__DO THIS__. With the pictures left out, return exactly the lines from the one containing "Convert this document image to plain text." through the end of the listing below.

__EXTRACTED ENTRIES__.
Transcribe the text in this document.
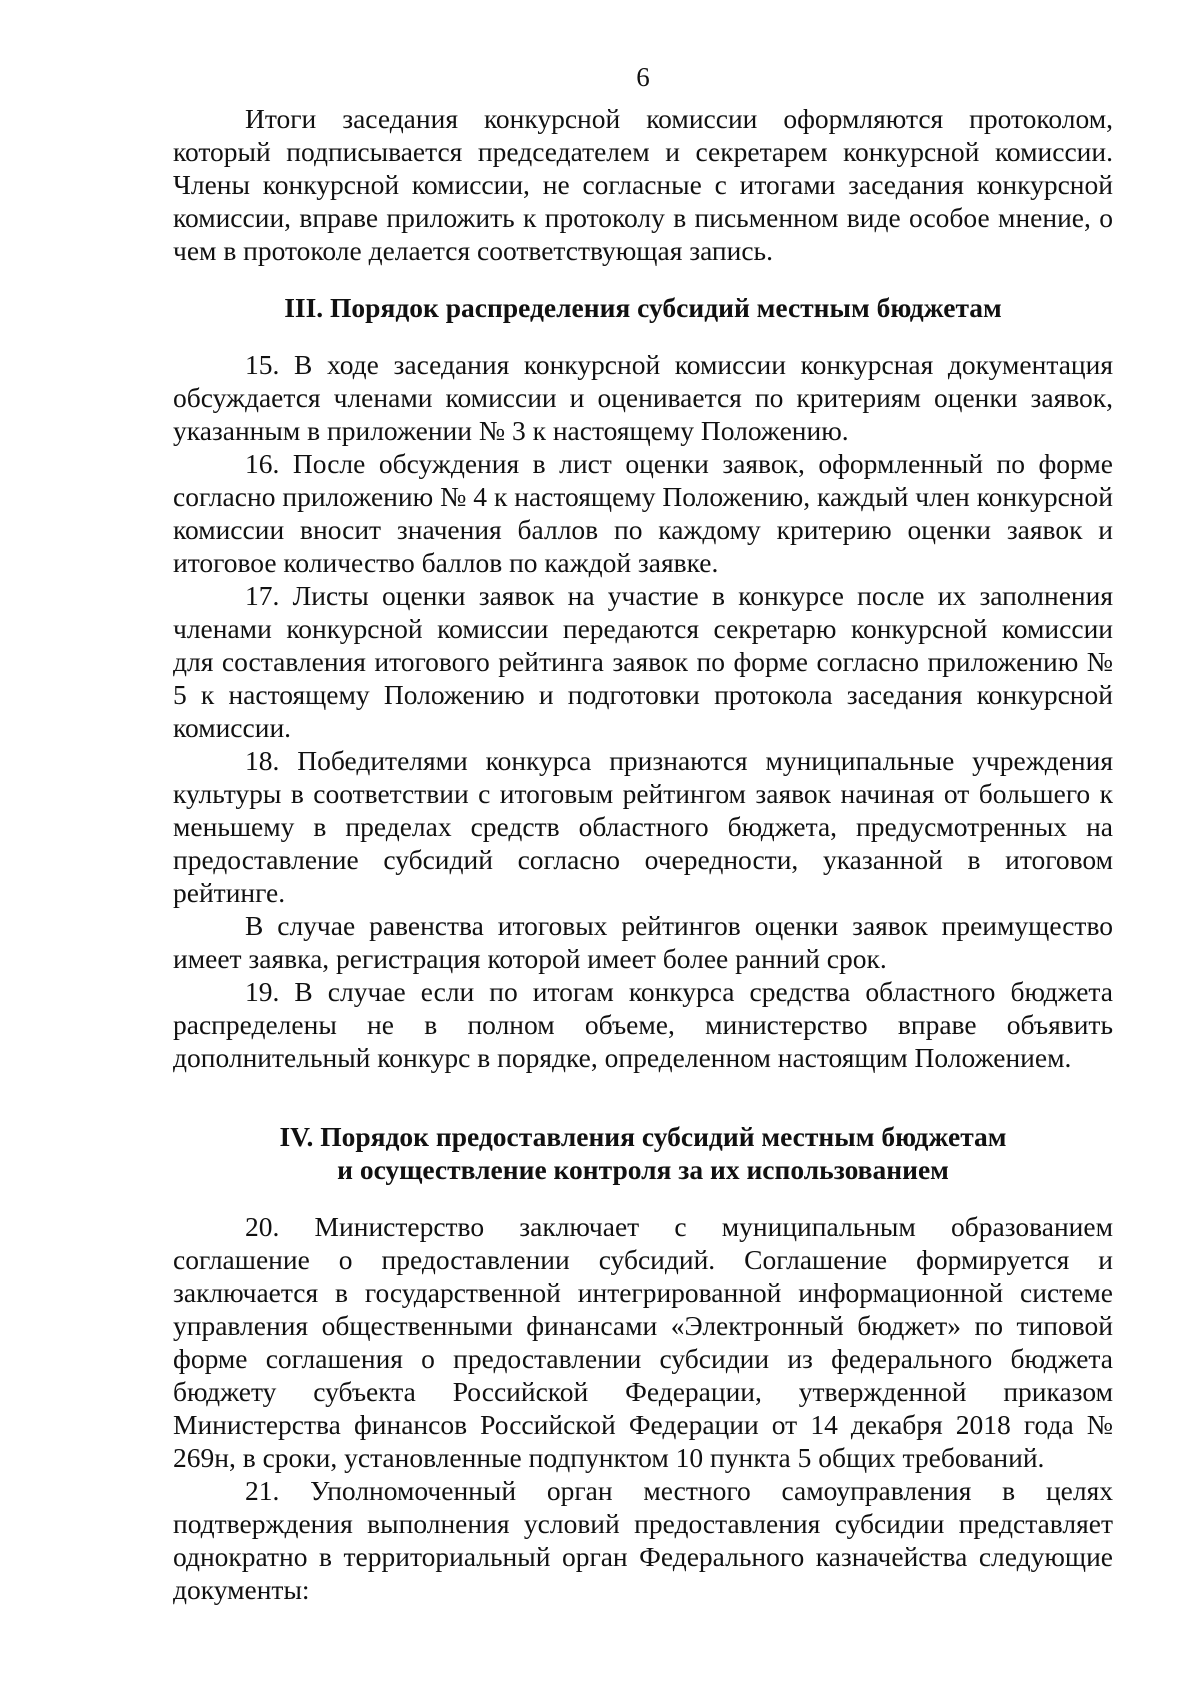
6

Итоги заседания конкурсной комиссии оформляются протоколом, который подписывается председателем и секретарем конкурсной комиссии. Члены конкурсной комиссии, не согласные с итогами заседания конкурсной комиссии, вправе приложить к протоколу в письменном виде особое мнение, о чем в протоколе делается соответствующая запись.

III. Порядок распределения субсидий местным бюджетам

15. В ходе заседания конкурсной комиссии конкурсная документация обсуждается членами комиссии и оценивается по критериям оценки заявок, указанным в приложении № 3 к настоящему Положению.

16. После обсуждения в лист оценки заявок, оформленный по форме согласно приложению № 4 к настоящему Положению, каждый член конкурсной комиссии вносит значения баллов по каждому критерию оценки заявок и итоговое количество баллов по каждой заявке.

17. Листы оценки заявок на участие в конкурсе после их заполнения членами конкурсной комиссии передаются секретарю конкурсной комиссии для составления итогового рейтинга заявок по форме согласно приложению № 5 к настоящему Положению и подготовки протокола заседания конкурсной комиссии.

18. Победителями конкурса признаются муниципальные учреждения культуры в соответствии с итоговым рейтингом заявок начиная от большего к меньшему в пределах средств областного бюджета, предусмотренных на предоставление субсидий согласно очередности, указанной в итоговом рейтинге.

В случае равенства итоговых рейтингов оценки заявок преимущество имеет заявка, регистрация которой имеет более ранний срок.

19. В случае если по итогам конкурса средства областного бюджета распределены не в полном объеме, министерство вправе объявить дополнительный конкурс в порядке, определенном настоящим Положением.

IV. Порядок предоставления субсидий местным бюджетам
и осуществление контроля за их использованием

20. Министерство заключает с муниципальным образованием соглашение о предоставлении субсидий. Соглашение формируется и заключается в государственной интегрированной информационной системе управления общественными финансами «Электронный бюджет» по типовой форме соглашения о предоставлении субсидии из федерального бюджета бюджету субъекта Российской Федерации, утвержденной приказом Министерства финансов Российской Федерации от 14 декабря 2018 года № 269н, в сроки, установленные подпунктом 10 пункта 5 общих требований.

21. Уполномоченный орган местного самоуправления в целях подтверждения выполнения условий предоставления субсидии представляет однократно в территориальный орган Федерального казначейства следующие документы:
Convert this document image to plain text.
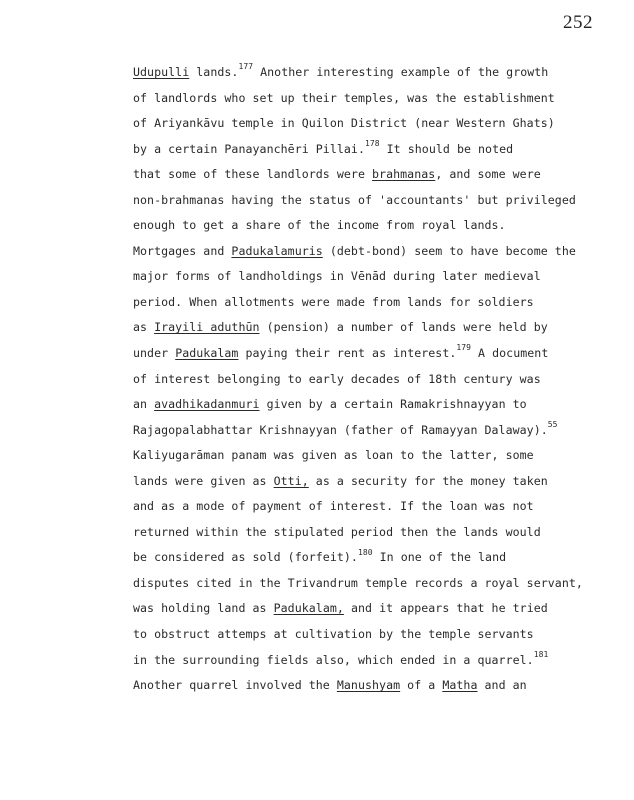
252
Udupulli lands.$^{177}$ Another interesting example of the growth
of landlords who set up their temples, was the establishment
of Ariyankāvu temple in Quilon District (near Western Ghats)
by a certain Panayanchēri Pillai.$^{178}$ It should be noted
that some of these landlords were brahmanas, and some were
non-brahmanas having the status of 'accountants' but privileged
enough to get a share of the income from royal lands.
Mortgages and Padukalamuris (debt-bond) seem to have become the
major forms of landholdings in Vēnād during later medieval
period. When allotments were made from lands for soldiers
as Irayili aduthūn (pension) a number of lands were held by
under Padukalam paying their rent as interest.$^{179}$ A document
of interest belonging to early decades of 18th century was
an avadhikadanmuri given by a certain Ramakrishnayyan to
Rajagopalabhattar Krishnayyan (father of Ramayyan Dalaway).$^{55}$
Kaliyugarāman panam was given as loan to the latter, some
lands were given as Otti, as a security for the money taken
and as a mode of payment of interest. If the loan was not
returned within the stipulated period then the lands would
be considered as sold (forfeit).$^{180}$ In one of the land
disputes cited in the Trivandrum temple records a royal servant,
was holding land as Padukalam, and it appears that he tried
to obstruct attemps at cultivation by the temple servants
in the surrounding fields also, which ended in a quarrel.$^{181}$
Another quarrel involved the Manushyam of a Matha and an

__FINAL ANSWER__.
Convert this document image to plain text.
252
Udupulli lands.$^{177}$ Another interesting example of the growth
of landlords who set up their temples, was the establishment
of Ariyankāvu temple in Quilon District (near Western Ghats)
by a certain Panayanchēri Pillai.$^{178}$ It should be noted
that some of these landlords were brahmanas, and some were
non-brahmanas having the status of 'accountants' but privileged
enough to get a share of the income from royal lands.
Mortgages and Padukalamuris (debt-bond) seem to have become the
major forms of landholdings in Vēnād during later medieval
period. When allotments were made from lands for soldiers
as Irayili aduthūn (pension) a number of lands were held by
under Padukalam paying their rent as interest.$^{179}$ A document
of interest belonging to early decades of 18th century was
an avadhikadanmuri given by a certain Ramakrishnayyan to
Rajagopalabhattar Krishnayyan (father of Ramayyan Dalaway).$^{55}$
Kaliyugarāman panam was given as loan to the latter, some
lands were given as Otti, as a security for the money taken
and as a mode of payment of interest. If the loan was not
returned within the stipulated period then the lands would
be considered as sold (forfeit).$^{180}$ In one of the land
disputes cited in the Trivandrum temple records a royal servant,
was holding land as Padukalam, and it appears that he tried
to obstruct attemps at cultivation by the temple servants
in the surrounding fields also, which ended in a quarrel.$^{181}$
Another quarrel involved the Manushyam of a Matha and an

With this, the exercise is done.